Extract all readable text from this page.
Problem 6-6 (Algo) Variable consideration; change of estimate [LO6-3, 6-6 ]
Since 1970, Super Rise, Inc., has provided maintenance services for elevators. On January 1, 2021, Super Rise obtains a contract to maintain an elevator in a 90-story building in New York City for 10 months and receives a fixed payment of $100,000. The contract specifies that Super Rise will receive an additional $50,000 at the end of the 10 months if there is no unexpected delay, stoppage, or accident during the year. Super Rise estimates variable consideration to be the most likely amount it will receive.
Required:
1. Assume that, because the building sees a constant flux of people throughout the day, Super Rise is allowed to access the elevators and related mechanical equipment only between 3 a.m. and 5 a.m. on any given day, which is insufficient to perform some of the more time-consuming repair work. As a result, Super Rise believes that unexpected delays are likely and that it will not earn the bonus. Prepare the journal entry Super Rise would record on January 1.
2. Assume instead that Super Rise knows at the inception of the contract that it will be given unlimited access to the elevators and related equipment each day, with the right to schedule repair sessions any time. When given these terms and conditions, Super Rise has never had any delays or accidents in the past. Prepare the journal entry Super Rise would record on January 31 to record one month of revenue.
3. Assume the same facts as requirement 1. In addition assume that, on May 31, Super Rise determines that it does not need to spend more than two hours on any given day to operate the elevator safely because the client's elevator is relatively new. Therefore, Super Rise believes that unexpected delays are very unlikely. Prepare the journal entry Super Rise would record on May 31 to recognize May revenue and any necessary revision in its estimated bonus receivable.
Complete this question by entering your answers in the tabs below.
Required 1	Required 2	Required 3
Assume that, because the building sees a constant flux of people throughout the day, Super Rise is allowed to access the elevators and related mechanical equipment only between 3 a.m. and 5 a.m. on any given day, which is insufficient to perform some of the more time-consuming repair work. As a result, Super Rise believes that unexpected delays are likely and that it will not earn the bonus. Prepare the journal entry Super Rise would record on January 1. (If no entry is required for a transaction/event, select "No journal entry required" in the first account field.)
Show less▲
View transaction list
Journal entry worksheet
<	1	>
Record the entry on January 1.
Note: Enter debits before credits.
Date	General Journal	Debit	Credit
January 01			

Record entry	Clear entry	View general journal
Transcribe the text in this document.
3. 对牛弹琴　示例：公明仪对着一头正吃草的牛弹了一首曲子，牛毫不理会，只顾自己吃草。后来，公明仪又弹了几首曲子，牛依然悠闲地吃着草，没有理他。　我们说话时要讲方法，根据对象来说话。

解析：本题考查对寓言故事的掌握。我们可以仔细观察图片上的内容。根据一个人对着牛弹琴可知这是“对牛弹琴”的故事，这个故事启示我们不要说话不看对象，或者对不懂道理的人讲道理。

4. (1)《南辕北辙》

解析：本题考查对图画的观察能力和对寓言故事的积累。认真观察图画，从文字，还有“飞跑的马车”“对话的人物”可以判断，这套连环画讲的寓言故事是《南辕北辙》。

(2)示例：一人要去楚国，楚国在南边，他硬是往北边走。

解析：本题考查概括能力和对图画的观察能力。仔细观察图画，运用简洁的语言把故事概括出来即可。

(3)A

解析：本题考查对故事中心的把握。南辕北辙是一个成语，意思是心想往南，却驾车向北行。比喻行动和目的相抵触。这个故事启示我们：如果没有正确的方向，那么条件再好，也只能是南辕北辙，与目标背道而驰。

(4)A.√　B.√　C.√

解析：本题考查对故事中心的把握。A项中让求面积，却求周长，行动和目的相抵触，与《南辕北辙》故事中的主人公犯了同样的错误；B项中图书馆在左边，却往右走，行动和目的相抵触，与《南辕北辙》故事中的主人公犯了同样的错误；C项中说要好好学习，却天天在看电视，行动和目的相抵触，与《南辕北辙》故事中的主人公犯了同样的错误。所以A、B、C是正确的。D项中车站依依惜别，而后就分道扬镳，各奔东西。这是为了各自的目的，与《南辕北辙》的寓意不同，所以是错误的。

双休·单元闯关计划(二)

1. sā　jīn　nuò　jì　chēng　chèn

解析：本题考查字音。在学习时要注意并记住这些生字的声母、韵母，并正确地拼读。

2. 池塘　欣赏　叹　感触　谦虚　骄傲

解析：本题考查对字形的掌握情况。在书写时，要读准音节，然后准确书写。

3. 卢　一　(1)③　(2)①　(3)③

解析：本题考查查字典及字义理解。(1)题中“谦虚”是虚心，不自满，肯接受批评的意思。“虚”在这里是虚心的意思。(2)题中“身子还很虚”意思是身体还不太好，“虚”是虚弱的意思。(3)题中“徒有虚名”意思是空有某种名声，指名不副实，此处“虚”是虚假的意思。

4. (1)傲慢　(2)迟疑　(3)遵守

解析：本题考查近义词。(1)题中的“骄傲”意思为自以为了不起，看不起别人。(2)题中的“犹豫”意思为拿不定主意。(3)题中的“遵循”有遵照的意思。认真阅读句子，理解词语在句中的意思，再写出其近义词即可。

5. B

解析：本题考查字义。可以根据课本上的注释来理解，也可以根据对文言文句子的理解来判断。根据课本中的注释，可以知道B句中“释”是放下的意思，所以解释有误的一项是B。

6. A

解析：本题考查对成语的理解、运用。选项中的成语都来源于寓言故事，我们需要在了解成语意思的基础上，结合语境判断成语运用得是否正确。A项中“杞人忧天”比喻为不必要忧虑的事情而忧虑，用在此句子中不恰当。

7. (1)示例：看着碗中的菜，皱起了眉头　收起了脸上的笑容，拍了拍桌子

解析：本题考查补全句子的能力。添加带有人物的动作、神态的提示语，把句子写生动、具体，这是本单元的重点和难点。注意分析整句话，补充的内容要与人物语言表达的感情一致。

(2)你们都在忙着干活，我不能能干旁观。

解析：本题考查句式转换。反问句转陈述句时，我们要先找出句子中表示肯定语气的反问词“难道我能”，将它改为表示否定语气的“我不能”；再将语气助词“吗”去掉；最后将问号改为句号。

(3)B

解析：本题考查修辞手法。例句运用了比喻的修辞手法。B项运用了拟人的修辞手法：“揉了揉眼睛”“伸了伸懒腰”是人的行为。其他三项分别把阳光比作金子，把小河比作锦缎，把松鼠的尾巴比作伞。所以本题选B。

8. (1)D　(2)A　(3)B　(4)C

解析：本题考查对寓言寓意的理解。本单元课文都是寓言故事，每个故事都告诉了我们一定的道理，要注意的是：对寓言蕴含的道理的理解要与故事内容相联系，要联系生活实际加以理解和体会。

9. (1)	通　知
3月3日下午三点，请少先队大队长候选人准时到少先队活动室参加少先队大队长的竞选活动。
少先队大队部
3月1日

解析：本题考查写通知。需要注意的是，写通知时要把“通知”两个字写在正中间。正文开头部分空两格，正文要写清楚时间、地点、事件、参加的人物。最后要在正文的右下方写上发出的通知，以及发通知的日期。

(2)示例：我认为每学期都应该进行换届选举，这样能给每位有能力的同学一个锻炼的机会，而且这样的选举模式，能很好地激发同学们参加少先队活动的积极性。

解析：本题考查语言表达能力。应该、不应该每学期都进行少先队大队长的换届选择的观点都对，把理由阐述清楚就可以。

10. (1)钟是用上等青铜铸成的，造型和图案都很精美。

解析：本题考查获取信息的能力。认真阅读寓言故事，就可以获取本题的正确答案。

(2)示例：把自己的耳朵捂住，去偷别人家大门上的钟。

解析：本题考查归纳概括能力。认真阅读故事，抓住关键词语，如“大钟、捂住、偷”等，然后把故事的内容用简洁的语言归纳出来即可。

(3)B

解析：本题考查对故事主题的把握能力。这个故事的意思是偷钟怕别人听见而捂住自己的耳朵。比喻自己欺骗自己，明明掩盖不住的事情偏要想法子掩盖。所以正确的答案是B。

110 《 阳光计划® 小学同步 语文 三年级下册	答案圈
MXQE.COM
==*==
#### [Goal]
Look through the listing above. Pick out each line with "this" and copy it.

#### [Final answer]
Extract all readable text from this page.
Complete this question by entering your answers in the tabs below.
Transcribe the text in this document.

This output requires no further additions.